- Document excerpt -

**********

Bird Flu

Bird flu has been around for a long time. So why have scientists and everyday people around the world become so concerned about it recently?


The reason is that bird flu has only affected humans since the 1990s. Before that, bird flu was only known to affect birds.


No one knows when the first birds in the wild became ill from bird flu. The flu first drew attention when it began to affect domestic birds, such as chickens. There were two forms of the virus. One form barely made the chickens sick, and it went unnoticed, too. The other form was much more deadly. The mortality rate of this severe form was almost one hundred percent.


This deadly form of bird flu spread rapidly. It could be carried on farm workers' clothes, and on cages, equipment, and farm vehicles. The only known way to stop an outbreak of this bird flu was to destroy an entire infected flock of chickens.

**********

- Recorded information -

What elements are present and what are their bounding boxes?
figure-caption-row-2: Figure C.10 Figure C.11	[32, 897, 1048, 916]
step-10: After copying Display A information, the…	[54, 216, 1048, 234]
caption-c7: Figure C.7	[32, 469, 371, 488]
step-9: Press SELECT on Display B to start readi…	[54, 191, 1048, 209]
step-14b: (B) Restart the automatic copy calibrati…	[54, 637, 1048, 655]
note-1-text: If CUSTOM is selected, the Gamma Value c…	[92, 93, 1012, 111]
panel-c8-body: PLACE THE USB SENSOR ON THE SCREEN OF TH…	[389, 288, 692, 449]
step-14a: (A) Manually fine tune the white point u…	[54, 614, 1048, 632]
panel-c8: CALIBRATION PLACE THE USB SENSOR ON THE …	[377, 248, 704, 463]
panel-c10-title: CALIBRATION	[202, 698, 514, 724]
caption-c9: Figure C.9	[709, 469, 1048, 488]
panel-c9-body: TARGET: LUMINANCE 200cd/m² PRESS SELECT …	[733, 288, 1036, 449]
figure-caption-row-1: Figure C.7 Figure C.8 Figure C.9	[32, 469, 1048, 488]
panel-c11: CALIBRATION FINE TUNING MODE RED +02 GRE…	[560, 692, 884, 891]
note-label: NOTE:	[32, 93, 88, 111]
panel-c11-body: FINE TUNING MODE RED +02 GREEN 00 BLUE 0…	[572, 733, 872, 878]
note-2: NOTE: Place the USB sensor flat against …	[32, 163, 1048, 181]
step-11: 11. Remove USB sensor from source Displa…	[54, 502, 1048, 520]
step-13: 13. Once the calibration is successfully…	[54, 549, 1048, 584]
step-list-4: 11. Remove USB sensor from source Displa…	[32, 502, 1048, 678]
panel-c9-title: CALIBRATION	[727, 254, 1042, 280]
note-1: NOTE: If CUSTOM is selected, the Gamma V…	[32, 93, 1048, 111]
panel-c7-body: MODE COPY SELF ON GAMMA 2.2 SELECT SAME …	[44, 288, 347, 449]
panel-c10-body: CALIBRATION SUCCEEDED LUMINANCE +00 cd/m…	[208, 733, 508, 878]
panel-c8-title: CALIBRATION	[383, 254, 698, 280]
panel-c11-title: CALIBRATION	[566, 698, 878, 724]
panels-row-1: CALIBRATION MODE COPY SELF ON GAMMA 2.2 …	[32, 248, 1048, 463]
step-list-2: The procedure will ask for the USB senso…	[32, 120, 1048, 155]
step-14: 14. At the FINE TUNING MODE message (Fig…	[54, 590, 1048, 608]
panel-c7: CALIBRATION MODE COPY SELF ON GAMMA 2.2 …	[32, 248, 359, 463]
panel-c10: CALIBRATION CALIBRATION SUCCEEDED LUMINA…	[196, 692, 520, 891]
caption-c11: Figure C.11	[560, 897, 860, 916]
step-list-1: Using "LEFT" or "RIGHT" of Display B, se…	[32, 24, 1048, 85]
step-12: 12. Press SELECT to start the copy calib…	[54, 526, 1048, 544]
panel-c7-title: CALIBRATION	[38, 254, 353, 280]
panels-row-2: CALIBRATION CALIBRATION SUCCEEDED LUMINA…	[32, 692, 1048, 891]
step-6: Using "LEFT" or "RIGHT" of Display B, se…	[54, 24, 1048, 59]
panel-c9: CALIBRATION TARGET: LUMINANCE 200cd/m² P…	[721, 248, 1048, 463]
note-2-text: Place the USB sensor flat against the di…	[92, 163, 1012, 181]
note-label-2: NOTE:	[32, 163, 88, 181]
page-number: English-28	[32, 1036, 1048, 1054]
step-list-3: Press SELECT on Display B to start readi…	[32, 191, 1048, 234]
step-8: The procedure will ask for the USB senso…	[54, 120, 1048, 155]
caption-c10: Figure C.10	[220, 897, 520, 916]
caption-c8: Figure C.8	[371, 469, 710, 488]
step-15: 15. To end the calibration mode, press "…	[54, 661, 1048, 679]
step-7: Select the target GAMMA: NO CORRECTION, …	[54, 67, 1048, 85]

**********

- Work to be completed -
Answer these from the Bird Flu text:
(a) Since when has bird flu affected humans?
(b) What was the mortality rate of the severe form of the virus in chickens?
(c) What was the only known way to stop an outbreak of the deadly form?

- Result of the task -
(a) Since the 1990s.
(b) Almost one hundred percent.
(c) Destroying an entire infected flock of chickens.